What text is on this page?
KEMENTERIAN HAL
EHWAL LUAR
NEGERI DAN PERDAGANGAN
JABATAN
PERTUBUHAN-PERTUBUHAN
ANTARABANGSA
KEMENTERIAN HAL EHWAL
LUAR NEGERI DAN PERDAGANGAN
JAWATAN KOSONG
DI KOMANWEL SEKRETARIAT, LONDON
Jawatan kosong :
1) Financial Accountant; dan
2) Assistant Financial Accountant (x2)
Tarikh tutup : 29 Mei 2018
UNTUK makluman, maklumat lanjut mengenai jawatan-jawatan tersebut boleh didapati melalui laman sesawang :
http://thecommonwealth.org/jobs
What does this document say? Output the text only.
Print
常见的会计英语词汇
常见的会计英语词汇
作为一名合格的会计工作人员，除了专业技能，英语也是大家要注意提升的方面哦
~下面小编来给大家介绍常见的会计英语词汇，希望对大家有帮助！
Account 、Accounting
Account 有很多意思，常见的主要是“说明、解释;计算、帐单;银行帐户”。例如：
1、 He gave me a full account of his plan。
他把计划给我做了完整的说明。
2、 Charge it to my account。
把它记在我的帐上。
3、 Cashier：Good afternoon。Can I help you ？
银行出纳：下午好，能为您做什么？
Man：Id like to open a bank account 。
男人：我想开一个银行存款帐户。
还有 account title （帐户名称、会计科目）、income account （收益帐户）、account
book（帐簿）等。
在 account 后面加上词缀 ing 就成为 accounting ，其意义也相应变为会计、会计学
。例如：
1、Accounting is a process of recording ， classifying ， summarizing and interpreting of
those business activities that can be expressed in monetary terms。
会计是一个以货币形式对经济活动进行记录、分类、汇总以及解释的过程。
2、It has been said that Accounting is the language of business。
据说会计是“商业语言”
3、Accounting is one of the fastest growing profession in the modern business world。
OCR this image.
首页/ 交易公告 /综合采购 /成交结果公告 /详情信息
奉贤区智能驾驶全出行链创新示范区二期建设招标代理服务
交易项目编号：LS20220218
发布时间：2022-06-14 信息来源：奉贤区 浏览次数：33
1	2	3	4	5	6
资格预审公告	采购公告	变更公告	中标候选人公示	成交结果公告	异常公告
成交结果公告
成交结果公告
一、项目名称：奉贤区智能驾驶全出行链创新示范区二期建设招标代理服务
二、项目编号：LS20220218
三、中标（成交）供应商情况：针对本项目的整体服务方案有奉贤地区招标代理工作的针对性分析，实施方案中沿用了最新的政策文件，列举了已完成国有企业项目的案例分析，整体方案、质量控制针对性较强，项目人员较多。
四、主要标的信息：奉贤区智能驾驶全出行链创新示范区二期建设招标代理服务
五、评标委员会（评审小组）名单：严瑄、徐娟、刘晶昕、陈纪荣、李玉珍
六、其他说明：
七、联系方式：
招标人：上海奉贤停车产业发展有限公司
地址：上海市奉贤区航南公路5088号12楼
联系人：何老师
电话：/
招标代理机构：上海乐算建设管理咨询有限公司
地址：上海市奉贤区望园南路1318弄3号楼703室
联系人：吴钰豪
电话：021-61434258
-----
**Task details**
Lines of the material that contain the word "Accountant" are to be gathered.

**Expected output**
1) Financial Accountant; dan
2) Assistant Financial Accountant (x2)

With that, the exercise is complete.